• BRIEF: Keep every line where the word "Segmentation" appears; drop the rest.

• SUPPLIED RECORDS:

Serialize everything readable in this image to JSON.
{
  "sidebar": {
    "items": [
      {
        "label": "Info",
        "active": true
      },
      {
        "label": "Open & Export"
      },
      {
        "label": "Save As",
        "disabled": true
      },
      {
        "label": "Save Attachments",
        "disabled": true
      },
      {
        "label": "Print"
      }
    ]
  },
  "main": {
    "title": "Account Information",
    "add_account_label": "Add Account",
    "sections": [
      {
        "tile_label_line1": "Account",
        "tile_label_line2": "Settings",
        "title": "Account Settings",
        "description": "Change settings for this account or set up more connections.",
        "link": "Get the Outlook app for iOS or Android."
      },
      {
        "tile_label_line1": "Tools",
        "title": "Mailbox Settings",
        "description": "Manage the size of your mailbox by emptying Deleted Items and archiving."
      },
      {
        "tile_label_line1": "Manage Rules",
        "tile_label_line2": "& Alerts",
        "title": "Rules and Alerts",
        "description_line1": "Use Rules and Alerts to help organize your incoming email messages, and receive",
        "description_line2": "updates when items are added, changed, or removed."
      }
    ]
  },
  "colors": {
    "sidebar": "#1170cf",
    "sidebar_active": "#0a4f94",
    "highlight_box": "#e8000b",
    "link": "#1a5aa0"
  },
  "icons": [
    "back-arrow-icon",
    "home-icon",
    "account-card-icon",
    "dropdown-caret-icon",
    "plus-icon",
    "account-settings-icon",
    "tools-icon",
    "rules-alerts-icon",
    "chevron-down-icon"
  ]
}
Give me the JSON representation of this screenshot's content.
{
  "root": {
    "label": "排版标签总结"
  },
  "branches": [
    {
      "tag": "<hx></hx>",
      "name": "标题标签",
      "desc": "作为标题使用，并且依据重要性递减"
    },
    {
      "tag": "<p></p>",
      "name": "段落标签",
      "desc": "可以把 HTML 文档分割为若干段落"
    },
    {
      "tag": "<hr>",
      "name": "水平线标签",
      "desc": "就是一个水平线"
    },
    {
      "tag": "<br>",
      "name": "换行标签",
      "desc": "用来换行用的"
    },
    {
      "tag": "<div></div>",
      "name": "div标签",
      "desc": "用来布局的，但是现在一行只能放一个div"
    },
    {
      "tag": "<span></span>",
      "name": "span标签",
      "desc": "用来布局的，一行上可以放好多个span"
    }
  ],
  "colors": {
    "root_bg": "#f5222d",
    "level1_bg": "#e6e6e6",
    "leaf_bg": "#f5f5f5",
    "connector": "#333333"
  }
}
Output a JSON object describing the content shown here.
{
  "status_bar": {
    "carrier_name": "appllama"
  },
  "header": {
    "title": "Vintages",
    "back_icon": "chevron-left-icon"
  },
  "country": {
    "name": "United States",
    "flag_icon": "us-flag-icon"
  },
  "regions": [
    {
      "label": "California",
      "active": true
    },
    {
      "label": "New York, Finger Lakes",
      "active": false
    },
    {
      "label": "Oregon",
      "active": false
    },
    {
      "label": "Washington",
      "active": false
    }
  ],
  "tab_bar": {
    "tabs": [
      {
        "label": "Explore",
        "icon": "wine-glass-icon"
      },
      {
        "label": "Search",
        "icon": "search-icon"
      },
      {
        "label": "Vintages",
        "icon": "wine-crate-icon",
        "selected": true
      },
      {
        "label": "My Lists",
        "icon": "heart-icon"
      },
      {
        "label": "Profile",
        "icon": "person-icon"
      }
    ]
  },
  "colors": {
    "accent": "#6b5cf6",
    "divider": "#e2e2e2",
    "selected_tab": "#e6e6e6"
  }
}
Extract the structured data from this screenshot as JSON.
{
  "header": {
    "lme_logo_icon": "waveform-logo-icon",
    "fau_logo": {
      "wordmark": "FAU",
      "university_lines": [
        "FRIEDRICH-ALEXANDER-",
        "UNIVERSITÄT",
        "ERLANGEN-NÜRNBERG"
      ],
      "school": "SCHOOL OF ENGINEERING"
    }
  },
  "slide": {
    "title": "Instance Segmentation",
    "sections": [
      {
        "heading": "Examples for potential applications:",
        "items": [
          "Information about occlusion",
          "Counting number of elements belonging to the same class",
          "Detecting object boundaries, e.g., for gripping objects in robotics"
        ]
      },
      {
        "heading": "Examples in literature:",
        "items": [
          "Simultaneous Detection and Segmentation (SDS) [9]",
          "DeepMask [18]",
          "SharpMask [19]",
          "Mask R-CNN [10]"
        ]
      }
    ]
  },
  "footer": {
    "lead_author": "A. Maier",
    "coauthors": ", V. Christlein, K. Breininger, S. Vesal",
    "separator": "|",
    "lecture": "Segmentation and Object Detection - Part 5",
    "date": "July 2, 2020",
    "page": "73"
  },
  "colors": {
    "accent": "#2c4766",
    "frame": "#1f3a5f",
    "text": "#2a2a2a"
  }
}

• TASK ANSWER:
    "title": "Instance Segmentation",
          "Simultaneous Detection and Segmentation (SDS) [9]",
    "lecture": "Segmentation and Object Detection - Part 5",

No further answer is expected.